[Task details] Collect all the lines that mention the word "title".

═══ Information shown ═══

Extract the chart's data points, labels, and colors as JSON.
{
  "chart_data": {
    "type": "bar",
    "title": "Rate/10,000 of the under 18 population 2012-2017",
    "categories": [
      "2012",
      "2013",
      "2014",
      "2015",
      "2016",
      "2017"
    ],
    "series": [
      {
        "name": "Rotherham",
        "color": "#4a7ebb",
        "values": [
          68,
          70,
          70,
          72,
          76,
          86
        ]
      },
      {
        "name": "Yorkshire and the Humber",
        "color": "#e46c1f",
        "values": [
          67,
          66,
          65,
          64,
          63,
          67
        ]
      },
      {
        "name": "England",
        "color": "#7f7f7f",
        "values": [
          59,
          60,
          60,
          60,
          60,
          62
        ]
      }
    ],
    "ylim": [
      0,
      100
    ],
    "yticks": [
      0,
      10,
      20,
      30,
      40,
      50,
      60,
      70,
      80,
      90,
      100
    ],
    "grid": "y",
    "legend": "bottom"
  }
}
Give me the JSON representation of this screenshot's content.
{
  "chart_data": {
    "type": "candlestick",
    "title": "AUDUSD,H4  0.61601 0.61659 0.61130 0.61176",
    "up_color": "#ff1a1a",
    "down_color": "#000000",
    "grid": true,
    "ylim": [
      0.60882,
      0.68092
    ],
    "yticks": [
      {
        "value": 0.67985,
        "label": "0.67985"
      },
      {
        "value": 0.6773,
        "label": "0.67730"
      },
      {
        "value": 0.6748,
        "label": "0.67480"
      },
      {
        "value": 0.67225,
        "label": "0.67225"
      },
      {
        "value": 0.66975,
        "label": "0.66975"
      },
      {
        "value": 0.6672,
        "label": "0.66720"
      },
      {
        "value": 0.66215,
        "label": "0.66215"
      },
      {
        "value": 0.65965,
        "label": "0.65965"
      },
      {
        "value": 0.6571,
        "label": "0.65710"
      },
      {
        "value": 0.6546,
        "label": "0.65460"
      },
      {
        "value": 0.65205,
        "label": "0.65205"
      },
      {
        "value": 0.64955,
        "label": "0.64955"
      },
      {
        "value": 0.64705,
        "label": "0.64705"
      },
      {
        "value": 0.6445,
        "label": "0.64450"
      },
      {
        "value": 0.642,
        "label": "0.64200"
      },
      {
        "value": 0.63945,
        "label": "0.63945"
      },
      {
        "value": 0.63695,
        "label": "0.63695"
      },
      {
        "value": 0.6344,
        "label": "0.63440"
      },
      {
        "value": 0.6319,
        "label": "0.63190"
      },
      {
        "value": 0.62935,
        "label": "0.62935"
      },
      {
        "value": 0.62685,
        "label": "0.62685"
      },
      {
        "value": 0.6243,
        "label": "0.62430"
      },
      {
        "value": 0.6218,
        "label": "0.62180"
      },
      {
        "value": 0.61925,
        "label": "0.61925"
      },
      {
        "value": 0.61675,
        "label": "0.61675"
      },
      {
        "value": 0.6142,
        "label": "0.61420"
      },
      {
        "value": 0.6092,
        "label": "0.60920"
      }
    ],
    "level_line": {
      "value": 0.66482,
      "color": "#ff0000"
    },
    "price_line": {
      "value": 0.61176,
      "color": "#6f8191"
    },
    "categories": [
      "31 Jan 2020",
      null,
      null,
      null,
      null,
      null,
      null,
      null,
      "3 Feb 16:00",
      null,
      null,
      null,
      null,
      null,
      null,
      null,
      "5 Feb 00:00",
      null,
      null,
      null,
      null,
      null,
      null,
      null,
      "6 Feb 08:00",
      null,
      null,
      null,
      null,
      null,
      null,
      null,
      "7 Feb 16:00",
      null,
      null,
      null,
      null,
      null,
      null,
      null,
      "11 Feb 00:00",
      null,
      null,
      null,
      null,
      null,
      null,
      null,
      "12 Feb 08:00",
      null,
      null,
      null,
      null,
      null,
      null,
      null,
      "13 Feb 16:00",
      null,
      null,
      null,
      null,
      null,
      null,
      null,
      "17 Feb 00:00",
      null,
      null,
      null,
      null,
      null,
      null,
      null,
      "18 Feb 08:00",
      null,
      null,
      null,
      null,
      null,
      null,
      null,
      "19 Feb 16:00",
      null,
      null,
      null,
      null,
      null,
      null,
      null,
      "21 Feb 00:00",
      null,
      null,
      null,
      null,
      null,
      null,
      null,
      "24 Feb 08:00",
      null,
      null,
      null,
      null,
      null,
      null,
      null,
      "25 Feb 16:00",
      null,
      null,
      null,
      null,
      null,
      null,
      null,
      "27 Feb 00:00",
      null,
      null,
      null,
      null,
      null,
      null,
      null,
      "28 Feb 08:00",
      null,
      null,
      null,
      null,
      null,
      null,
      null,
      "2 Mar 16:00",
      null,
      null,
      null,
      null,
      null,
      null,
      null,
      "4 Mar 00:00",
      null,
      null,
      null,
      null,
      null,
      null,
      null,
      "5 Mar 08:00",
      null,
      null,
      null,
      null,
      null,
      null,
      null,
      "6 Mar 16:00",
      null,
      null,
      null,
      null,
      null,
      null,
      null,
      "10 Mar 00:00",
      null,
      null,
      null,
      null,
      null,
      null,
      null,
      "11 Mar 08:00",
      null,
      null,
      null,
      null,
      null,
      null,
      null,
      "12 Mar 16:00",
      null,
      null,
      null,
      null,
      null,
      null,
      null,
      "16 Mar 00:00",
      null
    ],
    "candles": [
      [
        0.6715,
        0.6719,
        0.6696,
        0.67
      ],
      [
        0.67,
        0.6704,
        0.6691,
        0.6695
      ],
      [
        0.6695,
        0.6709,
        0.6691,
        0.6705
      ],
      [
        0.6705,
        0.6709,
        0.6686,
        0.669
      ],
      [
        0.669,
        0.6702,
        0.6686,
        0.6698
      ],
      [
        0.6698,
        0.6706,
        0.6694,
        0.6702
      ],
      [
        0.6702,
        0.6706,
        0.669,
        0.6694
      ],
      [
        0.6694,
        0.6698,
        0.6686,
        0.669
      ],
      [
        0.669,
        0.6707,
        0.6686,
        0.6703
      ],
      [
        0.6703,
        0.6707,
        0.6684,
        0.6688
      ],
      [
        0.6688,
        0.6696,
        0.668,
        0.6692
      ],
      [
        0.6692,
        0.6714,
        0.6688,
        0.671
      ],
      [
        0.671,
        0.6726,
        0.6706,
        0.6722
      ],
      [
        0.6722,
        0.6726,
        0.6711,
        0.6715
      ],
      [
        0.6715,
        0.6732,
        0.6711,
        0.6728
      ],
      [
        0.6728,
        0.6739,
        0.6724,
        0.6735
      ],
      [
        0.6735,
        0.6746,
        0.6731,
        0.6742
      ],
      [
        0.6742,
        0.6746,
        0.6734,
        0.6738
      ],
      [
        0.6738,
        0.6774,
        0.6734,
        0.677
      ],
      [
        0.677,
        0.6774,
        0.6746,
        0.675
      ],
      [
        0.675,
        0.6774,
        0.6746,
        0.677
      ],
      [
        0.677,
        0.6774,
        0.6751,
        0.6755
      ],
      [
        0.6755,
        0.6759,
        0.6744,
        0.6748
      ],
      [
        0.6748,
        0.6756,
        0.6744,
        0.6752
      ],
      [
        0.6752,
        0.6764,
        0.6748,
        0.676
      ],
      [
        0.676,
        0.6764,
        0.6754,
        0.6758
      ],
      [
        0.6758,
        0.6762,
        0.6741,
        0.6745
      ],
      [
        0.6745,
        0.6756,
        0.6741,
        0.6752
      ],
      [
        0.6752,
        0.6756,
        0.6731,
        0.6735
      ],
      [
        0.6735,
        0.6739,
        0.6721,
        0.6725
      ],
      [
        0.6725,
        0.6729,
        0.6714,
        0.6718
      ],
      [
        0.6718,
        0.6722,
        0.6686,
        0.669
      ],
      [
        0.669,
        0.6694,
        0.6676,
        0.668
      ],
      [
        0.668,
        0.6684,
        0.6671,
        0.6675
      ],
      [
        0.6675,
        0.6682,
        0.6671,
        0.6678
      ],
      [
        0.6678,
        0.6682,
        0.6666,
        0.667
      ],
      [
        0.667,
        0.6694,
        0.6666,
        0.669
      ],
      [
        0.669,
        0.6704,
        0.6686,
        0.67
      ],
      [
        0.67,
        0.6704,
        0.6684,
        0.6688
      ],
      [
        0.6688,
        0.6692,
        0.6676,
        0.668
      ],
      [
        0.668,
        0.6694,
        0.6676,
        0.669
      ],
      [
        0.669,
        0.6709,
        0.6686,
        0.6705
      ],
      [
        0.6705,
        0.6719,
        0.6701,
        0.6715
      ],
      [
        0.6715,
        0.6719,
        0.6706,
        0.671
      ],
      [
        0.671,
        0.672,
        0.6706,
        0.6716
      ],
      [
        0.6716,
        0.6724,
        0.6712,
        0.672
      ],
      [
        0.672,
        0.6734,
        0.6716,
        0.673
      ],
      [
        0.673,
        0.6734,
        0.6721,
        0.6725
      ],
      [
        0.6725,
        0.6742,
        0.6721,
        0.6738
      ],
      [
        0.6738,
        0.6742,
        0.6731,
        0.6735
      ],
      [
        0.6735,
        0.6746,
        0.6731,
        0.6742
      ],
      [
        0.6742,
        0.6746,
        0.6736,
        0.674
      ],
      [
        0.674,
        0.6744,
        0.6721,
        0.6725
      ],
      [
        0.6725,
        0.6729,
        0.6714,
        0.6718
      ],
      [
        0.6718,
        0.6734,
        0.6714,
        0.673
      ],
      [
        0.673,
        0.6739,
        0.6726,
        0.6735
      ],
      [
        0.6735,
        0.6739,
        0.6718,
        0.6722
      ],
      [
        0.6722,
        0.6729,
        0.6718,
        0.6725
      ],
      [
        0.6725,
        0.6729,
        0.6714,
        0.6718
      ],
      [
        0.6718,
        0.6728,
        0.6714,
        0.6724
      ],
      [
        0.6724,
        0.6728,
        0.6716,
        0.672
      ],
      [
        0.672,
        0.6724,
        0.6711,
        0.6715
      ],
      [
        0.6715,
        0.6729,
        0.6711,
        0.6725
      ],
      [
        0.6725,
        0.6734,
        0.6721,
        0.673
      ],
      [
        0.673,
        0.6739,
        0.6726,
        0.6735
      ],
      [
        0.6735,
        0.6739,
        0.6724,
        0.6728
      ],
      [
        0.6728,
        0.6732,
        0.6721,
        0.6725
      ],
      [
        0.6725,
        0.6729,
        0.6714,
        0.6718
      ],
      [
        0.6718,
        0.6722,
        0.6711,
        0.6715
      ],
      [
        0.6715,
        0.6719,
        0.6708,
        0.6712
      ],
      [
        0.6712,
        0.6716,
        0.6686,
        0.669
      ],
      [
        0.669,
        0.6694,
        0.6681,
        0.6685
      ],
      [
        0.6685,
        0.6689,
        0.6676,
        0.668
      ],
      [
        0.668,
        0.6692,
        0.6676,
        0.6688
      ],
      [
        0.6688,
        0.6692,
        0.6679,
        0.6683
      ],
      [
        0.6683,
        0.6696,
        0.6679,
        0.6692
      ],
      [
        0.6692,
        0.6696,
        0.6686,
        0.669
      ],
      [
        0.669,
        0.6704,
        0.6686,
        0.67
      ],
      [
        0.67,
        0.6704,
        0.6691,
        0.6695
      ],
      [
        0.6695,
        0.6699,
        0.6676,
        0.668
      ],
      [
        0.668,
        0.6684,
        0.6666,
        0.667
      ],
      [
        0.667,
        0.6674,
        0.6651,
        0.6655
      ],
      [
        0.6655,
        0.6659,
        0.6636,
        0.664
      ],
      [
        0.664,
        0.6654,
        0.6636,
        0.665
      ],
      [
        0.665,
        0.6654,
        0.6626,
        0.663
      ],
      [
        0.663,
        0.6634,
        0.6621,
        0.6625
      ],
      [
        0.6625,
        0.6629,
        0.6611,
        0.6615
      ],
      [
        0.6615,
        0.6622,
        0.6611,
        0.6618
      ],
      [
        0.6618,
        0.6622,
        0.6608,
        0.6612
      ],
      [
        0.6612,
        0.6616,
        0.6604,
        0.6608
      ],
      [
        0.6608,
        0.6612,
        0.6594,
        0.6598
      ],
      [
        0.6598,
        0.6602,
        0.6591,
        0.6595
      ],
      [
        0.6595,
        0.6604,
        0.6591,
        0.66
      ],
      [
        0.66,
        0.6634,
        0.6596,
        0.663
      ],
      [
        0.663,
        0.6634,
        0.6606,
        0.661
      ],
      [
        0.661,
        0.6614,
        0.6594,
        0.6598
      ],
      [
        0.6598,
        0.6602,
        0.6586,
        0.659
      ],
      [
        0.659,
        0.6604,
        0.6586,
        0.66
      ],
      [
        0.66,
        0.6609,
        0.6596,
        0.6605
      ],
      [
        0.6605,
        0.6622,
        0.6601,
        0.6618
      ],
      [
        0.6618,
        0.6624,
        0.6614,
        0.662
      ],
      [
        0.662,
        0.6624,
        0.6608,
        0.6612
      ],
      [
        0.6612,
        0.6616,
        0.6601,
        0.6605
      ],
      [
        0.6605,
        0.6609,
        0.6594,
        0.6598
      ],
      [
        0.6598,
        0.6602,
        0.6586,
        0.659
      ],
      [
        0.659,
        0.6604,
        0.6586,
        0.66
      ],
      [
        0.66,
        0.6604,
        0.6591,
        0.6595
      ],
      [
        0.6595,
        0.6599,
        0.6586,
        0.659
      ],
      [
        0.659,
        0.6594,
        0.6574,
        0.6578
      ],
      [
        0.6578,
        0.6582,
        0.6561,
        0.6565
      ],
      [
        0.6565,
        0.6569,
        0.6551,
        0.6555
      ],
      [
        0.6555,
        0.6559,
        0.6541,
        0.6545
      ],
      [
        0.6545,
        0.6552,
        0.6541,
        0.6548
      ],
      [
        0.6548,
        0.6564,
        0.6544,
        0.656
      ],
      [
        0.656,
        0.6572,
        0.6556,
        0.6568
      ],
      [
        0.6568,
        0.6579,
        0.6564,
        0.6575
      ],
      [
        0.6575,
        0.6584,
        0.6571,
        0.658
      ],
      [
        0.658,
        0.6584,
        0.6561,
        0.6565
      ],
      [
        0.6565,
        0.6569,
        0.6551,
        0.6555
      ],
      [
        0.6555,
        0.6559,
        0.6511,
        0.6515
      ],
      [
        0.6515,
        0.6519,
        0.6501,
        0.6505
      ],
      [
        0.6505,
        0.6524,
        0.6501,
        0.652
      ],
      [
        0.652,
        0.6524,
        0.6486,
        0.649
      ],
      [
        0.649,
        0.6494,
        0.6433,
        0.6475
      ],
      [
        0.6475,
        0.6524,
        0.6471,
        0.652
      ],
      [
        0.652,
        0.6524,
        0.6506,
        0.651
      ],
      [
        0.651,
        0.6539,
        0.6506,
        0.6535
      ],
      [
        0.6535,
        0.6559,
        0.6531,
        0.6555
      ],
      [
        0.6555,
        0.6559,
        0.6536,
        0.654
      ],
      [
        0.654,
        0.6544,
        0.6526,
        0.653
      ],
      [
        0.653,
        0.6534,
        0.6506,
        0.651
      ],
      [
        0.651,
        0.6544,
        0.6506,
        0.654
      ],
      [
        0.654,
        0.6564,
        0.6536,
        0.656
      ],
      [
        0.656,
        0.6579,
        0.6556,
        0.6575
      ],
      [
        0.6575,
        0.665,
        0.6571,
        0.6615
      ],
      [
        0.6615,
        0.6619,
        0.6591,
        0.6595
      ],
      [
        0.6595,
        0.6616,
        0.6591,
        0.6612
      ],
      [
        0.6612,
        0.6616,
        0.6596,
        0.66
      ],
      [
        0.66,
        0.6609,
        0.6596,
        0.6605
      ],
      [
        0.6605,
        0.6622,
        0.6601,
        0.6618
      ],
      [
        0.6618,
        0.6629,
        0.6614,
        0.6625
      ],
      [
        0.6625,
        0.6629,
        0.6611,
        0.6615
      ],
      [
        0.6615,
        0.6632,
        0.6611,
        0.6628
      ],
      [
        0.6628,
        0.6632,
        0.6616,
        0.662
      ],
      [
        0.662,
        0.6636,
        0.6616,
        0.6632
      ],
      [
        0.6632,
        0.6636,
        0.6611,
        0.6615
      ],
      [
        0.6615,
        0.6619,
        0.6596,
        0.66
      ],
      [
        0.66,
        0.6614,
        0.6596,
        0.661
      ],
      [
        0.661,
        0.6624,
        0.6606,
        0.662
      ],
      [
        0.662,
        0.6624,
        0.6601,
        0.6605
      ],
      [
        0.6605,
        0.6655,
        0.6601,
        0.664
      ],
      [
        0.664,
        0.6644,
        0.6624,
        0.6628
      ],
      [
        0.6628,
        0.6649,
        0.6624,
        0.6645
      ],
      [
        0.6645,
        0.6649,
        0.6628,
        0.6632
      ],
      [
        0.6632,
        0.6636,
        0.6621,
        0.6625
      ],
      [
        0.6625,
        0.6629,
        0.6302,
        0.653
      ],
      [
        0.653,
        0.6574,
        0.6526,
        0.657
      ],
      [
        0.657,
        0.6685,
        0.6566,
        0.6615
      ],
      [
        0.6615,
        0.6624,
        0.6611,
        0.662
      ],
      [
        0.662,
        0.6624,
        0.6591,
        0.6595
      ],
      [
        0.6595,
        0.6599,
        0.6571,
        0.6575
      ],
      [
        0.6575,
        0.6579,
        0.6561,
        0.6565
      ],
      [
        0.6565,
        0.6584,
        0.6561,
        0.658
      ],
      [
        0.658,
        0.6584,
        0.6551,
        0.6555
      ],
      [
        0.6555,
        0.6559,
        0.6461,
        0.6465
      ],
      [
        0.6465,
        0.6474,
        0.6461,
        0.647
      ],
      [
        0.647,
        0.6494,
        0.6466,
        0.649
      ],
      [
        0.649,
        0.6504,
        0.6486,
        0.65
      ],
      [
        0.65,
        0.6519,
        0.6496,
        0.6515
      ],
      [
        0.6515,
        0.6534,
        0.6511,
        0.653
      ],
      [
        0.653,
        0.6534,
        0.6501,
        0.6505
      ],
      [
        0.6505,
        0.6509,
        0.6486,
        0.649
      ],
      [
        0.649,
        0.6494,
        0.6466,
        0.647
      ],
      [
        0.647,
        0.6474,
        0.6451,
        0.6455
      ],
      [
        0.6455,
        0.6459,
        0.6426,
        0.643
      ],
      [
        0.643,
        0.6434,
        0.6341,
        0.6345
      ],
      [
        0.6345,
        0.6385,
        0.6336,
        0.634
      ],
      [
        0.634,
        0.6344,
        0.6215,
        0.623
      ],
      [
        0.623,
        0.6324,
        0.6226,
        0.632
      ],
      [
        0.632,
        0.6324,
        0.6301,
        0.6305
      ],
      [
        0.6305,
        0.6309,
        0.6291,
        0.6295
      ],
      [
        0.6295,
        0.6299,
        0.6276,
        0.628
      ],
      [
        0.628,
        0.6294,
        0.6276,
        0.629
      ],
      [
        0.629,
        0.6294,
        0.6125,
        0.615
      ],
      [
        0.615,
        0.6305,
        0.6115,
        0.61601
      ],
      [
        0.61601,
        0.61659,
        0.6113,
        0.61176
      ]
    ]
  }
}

═══

[Task result]
    "title": "Rate/10,000 of the under 18 population 2012-2017",
    "title": "AUDUSD,H4  0.61601 0.61659 0.61130 0.61176",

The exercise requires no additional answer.